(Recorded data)
------------------------------------

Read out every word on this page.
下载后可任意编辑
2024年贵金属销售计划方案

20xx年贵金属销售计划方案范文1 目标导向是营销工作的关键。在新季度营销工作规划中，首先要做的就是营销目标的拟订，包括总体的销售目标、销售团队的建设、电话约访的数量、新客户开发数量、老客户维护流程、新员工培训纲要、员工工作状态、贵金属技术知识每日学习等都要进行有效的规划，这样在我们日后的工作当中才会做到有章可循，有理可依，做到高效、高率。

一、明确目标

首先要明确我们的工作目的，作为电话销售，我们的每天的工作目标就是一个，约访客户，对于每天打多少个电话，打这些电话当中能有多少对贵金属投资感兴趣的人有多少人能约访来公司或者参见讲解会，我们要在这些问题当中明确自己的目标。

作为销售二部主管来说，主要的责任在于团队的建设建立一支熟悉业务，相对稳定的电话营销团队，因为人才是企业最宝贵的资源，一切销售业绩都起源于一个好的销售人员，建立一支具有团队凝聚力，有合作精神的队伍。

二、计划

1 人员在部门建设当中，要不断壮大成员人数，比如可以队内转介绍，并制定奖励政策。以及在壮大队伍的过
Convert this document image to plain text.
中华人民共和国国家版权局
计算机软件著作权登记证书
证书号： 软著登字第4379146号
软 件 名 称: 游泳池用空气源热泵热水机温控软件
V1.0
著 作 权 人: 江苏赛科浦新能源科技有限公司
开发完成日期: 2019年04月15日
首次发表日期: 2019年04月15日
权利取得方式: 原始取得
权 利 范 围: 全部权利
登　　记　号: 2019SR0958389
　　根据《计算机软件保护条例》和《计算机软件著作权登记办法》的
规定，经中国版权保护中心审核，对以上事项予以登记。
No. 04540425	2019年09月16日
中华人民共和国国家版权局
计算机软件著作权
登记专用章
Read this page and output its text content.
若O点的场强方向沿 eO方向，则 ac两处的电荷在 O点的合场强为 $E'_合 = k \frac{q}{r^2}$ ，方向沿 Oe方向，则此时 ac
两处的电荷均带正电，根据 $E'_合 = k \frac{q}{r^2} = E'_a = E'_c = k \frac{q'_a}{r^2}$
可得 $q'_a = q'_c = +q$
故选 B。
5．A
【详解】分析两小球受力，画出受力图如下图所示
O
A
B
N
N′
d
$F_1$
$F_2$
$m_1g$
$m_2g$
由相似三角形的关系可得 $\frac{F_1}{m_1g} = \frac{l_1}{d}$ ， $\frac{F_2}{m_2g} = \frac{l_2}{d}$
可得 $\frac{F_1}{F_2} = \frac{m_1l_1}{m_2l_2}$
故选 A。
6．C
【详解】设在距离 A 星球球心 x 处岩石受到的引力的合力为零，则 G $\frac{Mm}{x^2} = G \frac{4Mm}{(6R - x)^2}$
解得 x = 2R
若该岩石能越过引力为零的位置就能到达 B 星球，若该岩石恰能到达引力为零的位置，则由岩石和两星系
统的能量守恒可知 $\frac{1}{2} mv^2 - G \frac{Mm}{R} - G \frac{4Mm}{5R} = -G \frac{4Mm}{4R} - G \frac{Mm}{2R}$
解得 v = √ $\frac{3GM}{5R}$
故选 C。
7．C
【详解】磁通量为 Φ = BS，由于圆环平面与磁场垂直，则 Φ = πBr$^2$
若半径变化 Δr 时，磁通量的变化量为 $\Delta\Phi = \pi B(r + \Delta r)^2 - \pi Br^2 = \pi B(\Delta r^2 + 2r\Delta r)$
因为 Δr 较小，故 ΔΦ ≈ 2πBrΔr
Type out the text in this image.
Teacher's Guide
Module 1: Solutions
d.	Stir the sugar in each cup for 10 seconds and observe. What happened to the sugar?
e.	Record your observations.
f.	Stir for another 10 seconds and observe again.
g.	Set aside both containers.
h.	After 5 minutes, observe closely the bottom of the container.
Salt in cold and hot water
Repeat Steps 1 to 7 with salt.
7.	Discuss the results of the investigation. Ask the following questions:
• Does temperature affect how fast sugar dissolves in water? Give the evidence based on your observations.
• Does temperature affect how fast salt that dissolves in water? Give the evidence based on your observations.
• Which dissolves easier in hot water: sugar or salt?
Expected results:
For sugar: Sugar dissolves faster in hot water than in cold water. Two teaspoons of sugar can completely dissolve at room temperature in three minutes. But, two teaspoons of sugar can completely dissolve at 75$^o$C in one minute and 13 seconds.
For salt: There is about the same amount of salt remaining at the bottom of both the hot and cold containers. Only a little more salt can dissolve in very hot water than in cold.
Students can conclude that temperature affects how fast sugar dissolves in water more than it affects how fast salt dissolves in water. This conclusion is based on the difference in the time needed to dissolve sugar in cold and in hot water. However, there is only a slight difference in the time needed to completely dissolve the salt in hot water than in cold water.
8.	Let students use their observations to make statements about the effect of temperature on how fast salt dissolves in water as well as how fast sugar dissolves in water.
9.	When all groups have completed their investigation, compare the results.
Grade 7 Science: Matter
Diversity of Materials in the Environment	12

------------------------------------

Stated task: Return the lines above exactly, keeping every word.

Problem solution:
Read out every word on this page.
下载后可任意编辑
2024年贵金属销售计划方案

20xx年贵金属销售计划方案范文1 目标导向是营销工作的关键。在新季度营销工作规划中，首先要做的就是营销目标的拟订，包括总体的销售目标、销售团队的建设、电话约访的数量、新客户开发数量、老客户维护流程、新员工培训纲要、员工工作状态、贵金属技术知识每日学习等都要进行有效的规划，这样在我们日后的工作当中才会做到有章可循，有理可依，做到高效、高率。

一、明确目标

首先要明确我们的工作目的，作为电话销售，我们的每天的工作目标就是一个，约访客户，对于每天打多少个电话，打这些电话当中能有多少对贵金属投资感兴趣的人有多少人能约访来公司或者参见讲解会，我们要在这些问题当中明确自己的目标。

作为销售二部主管来说，主要的责任在于团队的建设建立一支熟悉业务，相对稳定的电话营销团队，因为人才是企业最宝贵的资源，一切销售业绩都起源于一个好的销售人员，建立一支具有团队凝聚力，有合作精神的队伍。

二、计划

1 人员在部门建设当中，要不断壮大成员人数，比如可以队内转介绍，并制定奖励政策。以及在壮大队伍的过
Convert this document image to plain text.
中华人民共和国国家版权局
计算机软件著作权登记证书
证书号： 软著登字第4379146号
软 件 名 称: 游泳池用空气源热泵热水机温控软件
V1.0
著 作 权 人: 江苏赛科浦新能源科技有限公司
开发完成日期: 2019年04月15日
首次发表日期: 2019年04月15日
权利取得方式: 原始取得
权 利 范 围: 全部权利
登　　记　号: 2019SR0958389
　　根据《计算机软件保护条例》和《计算机软件著作权登记办法》的
规定，经中国版权保护中心审核，对以上事项予以登记。
No. 04540425	2019年09月16日
中华人民共和国国家版权局
计算机软件著作权
登记专用章
Read this page and output its text content.
若O点的场强方向沿 eO方向，则 ac两处的电荷在 O点的合场强为 $E'_合 = k \frac{q}{r^2}$ ，方向沿 Oe方向，则此时 ac
两处的电荷均带正电，根据 $E'_合 = k \frac{q}{r^2} = E'_a = E'_c = k \frac{q'_a}{r^2}$
可得 $q'_a = q'_c = +q$
故选 B。
5．A
【详解】分析两小球受力，画出受力图如下图所示
O
A
B
N
N′
d
$F_1$
$F_2$
$m_1g$
$m_2g$
由相似三角形的关系可得 $\frac{F_1}{m_1g} = \frac{l_1}{d}$ ， $\frac{F_2}{m_2g} = \frac{l_2}{d}$
可得 $\frac{F_1}{F_2} = \frac{m_1l_1}{m_2l_2}$
故选 A。
6．C
【详解】设在距离 A 星球球心 x 处岩石受到的引力的合力为零，则 G $\frac{Mm}{x^2} = G \frac{4Mm}{(6R - x)^2}$
解得 x = 2R
若该岩石能越过引力为零的位置就能到达 B 星球，若该岩石恰能到达引力为零的位置，则由岩石和两星系
统的能量守恒可知 $\frac{1}{2} mv^2 - G \frac{Mm}{R} - G \frac{4Mm}{5R} = -G \frac{4Mm}{4R} - G \frac{Mm}{2R}$
解得 v = √ $\frac{3GM}{5R}$
故选 C。
7．C
【详解】磁通量为 Φ = BS，由于圆环平面与磁场垂直，则 Φ = πBr$^2$
若半径变化 Δr 时，磁通量的变化量为 $\Delta\Phi = \pi B(r + \Delta r)^2 - \pi Br^2 = \pi B(\Delta r^2 + 2r\Delta r)$
因为 Δr 较小，故 ΔΦ ≈ 2πBrΔr
Type out the text in this image.
Teacher's Guide
Module 1: Solutions
d.	Stir the sugar in each cup for 10 seconds and observe. What happened to the sugar?
e.	Record your observations.
f.	Stir for another 10 seconds and observe again.
g.	Set aside both containers.
h.	After 5 minutes, observe closely the bottom of the container.
Salt in cold and hot water
Repeat Steps 1 to 7 with salt.
7.	Discuss the results of the investigation. Ask the following questions:
• Does temperature affect how fast sugar dissolves in water? Give the evidence based on your observations.
• Does temperature affect how fast salt that dissolves in water? Give the evidence based on your observations.
• Which dissolves easier in hot water: sugar or salt?
Expected results:
For sugar: Sugar dissolves faster in hot water than in cold water. Two teaspoons of sugar can completely dissolve at room temperature in three minutes. But, two teaspoons of sugar can completely dissolve at 75$^o$C in one minute and 13 seconds.
For salt: There is about the same amount of salt remaining at the bottom of both the hot and cold containers. Only a little more salt can dissolve in very hot water than in cold.
Students can conclude that temperature affects how fast sugar dissolves in water more than it affects how fast salt dissolves in water. This conclusion is based on the difference in the time needed to dissolve sugar in cold and in hot water. However, there is only a slight difference in the time needed to completely dissolve the salt in hot water than in cold water.
8.	Let students use their observations to make statements about the effect of temperature on how fast salt dissolves in water as well as how fast sugar dissolves in water.
9.	When all groups have completed their investigation, compare the results.
Grade 7 Science: Matter
Diversity of Materials in the Environment	12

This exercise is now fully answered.